** START EXCERPTED DATA **
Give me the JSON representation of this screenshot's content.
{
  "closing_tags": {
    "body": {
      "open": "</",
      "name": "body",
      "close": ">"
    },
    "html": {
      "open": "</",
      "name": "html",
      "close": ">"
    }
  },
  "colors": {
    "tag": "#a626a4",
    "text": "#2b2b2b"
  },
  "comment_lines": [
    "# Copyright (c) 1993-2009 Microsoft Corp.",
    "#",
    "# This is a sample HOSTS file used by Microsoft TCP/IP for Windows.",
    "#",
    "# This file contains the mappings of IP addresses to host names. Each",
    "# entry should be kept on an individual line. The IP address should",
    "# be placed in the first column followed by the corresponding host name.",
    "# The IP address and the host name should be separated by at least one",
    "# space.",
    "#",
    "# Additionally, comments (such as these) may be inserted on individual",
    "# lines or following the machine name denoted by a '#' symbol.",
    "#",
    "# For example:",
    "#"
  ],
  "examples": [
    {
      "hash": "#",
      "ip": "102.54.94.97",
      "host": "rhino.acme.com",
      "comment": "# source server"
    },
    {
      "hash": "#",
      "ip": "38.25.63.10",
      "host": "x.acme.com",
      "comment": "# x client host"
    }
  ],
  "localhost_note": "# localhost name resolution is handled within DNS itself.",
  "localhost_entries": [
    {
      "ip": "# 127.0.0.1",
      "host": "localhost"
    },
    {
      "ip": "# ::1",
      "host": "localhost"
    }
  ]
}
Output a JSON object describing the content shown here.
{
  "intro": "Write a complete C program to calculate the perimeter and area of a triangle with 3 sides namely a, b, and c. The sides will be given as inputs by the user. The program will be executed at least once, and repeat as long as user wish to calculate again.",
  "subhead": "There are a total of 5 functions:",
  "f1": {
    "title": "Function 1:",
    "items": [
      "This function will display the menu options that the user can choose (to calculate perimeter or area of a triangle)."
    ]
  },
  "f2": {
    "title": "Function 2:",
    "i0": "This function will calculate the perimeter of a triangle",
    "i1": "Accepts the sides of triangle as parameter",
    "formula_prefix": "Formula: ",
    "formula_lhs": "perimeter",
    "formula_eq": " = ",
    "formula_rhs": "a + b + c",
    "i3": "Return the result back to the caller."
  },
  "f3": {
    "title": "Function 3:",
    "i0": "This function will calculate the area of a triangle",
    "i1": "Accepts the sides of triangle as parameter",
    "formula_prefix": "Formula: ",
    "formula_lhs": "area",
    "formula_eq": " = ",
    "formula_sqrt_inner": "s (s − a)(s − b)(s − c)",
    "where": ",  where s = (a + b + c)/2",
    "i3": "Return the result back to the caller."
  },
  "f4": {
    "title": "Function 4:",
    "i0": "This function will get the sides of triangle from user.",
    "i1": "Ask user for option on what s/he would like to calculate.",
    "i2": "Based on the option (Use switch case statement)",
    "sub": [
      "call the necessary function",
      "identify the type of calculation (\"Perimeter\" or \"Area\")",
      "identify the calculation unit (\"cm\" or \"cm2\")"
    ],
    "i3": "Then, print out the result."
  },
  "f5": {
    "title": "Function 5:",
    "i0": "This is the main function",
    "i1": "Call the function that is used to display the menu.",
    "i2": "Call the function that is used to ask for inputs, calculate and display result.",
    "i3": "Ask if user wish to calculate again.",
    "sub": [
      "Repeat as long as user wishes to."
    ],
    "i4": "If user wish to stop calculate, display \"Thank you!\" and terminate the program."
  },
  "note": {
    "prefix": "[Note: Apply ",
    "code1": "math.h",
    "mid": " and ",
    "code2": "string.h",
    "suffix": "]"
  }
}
** END EXCERPTED DATA **
Which lines hold the string "individual"? List them all.

■ WRITTEN SOLUTION ■
    "# entry should be kept on an individual line. The IP address should",
    "# Additionally, comments (such as these) may be inserted on individual",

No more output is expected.